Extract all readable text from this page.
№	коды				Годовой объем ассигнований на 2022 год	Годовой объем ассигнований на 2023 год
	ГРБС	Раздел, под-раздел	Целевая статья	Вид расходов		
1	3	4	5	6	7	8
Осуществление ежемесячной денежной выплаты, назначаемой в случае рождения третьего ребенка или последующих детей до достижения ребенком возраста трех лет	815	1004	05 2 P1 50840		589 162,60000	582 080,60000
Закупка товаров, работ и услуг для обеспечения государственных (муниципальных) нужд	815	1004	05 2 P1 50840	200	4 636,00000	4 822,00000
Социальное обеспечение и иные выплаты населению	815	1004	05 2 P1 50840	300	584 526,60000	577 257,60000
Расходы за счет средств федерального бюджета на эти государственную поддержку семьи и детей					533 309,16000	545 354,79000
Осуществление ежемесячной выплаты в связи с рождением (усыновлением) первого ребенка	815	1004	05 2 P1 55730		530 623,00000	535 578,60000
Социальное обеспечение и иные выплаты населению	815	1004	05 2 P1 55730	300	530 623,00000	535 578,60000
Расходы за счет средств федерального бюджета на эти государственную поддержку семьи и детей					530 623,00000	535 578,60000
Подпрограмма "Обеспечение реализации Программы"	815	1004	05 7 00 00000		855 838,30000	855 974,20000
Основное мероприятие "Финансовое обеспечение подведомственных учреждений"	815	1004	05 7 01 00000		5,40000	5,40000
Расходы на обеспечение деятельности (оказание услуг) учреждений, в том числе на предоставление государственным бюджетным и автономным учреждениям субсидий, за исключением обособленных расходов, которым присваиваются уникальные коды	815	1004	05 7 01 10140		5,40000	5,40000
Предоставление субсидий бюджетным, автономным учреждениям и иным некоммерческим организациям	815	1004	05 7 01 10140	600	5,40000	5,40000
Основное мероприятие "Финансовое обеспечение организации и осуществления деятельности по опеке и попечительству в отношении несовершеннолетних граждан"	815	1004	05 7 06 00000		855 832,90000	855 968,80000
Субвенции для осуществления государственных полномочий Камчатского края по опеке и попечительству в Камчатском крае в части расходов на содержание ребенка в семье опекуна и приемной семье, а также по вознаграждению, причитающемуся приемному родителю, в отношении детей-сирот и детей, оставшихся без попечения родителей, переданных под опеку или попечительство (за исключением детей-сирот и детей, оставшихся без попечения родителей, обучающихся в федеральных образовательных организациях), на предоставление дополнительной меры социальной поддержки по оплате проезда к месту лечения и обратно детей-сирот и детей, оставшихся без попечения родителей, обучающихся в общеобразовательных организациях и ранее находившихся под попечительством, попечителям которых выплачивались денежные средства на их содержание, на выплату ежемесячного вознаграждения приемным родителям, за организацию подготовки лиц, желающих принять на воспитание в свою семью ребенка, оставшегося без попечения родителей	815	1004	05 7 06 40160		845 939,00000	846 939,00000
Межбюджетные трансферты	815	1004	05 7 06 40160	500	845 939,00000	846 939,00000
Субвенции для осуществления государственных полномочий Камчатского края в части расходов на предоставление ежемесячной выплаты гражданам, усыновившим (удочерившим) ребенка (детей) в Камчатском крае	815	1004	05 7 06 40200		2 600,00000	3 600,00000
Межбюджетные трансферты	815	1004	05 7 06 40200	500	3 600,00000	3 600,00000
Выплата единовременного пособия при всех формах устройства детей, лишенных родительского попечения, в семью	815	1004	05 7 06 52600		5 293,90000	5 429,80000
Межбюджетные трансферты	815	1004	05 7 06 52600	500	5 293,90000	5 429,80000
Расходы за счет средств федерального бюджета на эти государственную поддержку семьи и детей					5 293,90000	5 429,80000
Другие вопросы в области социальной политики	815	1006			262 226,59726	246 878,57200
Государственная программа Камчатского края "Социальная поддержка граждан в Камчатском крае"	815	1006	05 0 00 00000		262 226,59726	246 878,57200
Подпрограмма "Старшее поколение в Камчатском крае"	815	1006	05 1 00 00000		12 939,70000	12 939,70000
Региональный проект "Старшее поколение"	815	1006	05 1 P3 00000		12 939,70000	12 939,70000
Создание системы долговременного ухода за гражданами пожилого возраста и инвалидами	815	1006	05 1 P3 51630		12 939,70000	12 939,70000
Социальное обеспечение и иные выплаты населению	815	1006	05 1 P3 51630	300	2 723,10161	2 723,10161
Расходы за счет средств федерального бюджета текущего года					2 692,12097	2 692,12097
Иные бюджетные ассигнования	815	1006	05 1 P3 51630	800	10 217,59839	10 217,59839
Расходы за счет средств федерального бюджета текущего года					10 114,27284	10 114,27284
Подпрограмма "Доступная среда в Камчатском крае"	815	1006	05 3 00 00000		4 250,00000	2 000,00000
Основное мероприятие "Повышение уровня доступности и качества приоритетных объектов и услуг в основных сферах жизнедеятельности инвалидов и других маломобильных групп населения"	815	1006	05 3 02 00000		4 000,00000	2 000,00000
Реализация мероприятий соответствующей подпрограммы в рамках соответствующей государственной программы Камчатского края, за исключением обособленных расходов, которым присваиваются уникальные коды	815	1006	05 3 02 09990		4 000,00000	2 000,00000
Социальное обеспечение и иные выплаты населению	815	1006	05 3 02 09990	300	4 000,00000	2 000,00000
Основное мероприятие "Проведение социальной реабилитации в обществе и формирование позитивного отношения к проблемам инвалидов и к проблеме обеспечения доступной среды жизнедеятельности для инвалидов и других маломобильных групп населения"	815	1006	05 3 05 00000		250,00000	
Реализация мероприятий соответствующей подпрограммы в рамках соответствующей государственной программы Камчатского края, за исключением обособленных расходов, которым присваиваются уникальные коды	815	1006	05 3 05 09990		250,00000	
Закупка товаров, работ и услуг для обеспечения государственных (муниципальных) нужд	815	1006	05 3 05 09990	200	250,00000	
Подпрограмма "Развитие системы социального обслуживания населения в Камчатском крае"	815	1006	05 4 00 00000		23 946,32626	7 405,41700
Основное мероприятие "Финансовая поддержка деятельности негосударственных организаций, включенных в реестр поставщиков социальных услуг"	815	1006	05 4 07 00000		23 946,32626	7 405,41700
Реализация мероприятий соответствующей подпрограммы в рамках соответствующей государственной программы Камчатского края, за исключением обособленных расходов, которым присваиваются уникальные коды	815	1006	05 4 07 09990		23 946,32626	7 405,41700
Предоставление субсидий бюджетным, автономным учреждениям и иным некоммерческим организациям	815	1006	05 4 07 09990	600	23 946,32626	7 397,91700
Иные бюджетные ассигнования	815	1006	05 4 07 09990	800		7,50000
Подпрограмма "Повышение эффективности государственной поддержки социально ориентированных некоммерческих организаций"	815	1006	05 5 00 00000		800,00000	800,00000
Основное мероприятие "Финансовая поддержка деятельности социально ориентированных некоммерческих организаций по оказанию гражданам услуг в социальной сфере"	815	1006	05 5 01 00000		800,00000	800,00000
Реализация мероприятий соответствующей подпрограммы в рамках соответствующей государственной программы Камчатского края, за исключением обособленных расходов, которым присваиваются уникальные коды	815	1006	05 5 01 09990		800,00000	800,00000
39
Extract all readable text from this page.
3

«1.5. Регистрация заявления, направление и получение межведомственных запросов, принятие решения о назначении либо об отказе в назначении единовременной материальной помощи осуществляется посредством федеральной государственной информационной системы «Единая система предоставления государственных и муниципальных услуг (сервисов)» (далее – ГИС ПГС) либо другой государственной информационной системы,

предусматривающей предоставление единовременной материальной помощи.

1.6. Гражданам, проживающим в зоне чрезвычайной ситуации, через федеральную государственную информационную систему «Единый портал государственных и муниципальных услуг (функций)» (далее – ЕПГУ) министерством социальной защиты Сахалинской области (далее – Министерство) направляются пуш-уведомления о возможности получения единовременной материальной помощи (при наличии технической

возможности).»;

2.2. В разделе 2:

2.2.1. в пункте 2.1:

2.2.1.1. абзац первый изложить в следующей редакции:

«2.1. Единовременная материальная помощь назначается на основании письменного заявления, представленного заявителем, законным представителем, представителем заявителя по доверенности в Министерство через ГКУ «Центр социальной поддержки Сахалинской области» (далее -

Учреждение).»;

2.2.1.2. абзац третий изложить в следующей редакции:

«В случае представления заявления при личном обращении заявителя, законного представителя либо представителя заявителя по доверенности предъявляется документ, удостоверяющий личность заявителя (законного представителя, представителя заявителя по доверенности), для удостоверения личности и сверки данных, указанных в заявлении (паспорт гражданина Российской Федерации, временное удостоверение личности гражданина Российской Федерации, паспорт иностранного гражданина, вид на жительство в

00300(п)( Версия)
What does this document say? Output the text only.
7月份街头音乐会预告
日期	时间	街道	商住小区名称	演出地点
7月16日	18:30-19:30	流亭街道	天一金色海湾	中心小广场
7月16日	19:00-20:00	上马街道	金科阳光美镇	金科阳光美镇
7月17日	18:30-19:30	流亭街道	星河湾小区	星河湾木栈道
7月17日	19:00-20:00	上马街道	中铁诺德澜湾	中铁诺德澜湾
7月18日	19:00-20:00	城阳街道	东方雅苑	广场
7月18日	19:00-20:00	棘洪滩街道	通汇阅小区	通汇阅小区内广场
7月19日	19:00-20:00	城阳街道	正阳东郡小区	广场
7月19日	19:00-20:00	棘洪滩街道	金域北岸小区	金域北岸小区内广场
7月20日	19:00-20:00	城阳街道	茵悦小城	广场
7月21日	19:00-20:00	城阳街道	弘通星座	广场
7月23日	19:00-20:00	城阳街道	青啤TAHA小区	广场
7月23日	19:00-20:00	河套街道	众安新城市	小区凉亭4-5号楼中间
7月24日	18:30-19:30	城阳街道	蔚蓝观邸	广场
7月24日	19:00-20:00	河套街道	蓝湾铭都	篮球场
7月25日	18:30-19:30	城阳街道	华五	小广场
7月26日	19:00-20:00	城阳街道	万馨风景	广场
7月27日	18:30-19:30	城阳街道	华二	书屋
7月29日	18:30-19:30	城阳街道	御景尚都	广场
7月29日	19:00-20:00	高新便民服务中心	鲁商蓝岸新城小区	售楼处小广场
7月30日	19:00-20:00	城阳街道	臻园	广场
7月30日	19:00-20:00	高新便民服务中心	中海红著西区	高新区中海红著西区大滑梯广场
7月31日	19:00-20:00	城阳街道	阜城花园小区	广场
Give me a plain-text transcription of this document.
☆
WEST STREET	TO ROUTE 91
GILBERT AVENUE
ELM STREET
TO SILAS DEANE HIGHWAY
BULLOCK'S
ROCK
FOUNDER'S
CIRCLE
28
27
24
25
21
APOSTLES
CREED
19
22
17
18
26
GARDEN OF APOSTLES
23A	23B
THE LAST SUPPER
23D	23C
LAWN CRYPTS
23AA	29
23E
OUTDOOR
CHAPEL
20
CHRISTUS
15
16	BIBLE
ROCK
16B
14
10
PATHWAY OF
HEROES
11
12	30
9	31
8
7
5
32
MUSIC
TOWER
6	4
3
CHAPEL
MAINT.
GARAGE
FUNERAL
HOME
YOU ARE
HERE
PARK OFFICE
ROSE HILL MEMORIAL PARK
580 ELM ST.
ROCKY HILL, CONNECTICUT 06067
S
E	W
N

■ ■ ■ ■

- WHAT IS NEEDED: Write out only what runs from the line holding "Give me a plain-text" through the last line of the records, exactly as shown.

- TASK OUTPUT:
Give me a plain-text transcription of this document.
☆
WEST STREET	TO ROUTE 91
GILBERT AVENUE
ELM STREET
TO SILAS DEANE HIGHWAY
BULLOCK'S
ROCK
FOUNDER'S
CIRCLE
28
27
24
25
21
APOSTLES
CREED
19
22
17
18
26
GARDEN OF APOSTLES
23A	23B
THE LAST SUPPER
23D	23C
LAWN CRYPTS
23AA	29
23E
OUTDOOR
CHAPEL
20
CHRISTUS
15
16	BIBLE
ROCK
16B
14
10
PATHWAY OF
HEROES
11
12	30
9	31
8
7
5
32
MUSIC
TOWER
6	4
3
CHAPEL
MAINT.
GARAGE
FUNERAL
HOME
YOU ARE
HERE
PARK OFFICE
ROSE HILL MEMORIAL PARK
580 ELM ST.
ROCKY HILL, CONNECTICUT 06067
S
E	W
N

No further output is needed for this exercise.